▶ [Your goal]: Gather every line in the records below that contains the word "name".

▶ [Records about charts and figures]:
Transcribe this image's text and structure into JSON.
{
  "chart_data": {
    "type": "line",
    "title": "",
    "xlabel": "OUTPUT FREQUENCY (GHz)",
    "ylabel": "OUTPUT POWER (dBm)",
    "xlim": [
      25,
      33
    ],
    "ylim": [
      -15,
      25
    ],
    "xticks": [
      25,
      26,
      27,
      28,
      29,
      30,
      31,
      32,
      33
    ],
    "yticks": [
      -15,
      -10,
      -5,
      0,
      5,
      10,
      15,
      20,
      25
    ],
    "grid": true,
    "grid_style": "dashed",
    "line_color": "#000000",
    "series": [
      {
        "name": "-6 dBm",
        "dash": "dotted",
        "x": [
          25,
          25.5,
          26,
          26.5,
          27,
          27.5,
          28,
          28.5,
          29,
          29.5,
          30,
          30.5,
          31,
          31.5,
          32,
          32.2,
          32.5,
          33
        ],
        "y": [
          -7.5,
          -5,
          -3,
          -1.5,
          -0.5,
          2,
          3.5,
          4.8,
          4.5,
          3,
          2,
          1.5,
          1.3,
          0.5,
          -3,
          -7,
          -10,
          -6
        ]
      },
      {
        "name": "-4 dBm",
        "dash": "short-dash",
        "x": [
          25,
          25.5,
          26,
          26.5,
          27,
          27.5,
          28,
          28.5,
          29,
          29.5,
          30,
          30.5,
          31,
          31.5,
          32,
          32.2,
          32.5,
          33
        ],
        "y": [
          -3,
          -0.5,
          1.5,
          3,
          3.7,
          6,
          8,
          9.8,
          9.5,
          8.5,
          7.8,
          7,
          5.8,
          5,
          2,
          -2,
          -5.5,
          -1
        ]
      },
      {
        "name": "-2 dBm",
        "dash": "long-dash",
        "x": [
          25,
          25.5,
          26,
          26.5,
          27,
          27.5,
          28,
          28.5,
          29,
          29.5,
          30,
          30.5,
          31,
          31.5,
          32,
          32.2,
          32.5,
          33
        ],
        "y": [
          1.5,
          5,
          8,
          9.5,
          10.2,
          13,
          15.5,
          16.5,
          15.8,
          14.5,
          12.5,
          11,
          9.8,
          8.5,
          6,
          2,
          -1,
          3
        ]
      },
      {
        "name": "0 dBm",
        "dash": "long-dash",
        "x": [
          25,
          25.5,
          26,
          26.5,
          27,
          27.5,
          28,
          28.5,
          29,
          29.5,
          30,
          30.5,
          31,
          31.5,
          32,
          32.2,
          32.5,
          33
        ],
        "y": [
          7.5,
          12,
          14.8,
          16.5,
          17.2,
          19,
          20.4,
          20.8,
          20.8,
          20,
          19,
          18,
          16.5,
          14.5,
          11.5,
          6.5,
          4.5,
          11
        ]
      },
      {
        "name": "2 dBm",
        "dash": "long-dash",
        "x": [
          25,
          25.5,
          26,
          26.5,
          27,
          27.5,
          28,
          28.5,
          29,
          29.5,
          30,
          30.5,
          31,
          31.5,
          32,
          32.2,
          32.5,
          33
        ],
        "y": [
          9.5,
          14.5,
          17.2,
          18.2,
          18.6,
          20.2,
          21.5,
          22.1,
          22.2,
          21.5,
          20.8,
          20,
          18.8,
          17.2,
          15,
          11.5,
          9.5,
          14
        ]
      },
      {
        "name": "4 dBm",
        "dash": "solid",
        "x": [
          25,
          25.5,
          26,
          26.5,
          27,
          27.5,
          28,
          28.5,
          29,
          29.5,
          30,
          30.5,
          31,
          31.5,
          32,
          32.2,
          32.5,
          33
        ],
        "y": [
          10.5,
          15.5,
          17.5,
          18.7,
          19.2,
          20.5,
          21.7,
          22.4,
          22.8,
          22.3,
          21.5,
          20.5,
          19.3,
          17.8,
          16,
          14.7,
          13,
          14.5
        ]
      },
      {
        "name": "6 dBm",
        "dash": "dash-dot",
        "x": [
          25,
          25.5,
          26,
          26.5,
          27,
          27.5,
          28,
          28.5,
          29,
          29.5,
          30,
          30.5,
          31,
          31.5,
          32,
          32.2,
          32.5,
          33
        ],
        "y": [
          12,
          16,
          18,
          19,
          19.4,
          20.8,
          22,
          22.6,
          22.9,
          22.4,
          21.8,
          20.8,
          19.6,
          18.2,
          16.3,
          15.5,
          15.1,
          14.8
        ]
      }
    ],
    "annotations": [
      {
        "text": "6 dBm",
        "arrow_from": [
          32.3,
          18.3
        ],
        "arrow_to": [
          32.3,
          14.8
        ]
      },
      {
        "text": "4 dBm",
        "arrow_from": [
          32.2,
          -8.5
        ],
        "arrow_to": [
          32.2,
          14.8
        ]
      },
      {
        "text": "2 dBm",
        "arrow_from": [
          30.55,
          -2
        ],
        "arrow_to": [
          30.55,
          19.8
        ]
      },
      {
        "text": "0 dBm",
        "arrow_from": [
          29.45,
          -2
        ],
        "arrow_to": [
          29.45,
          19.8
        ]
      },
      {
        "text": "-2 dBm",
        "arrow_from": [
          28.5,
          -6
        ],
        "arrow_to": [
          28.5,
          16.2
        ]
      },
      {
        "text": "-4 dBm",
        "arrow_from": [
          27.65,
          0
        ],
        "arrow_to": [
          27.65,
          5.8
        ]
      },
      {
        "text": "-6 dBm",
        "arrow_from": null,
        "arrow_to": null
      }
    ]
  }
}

▶ [Expected answer]:
        "name": "-6 dBm",
        "name": "-4 dBm",
        "name": "-2 dBm",
        "name": "0 dBm",
        "name": "2 dBm",
        "name": "4 dBm",
        "name": "6 dBm",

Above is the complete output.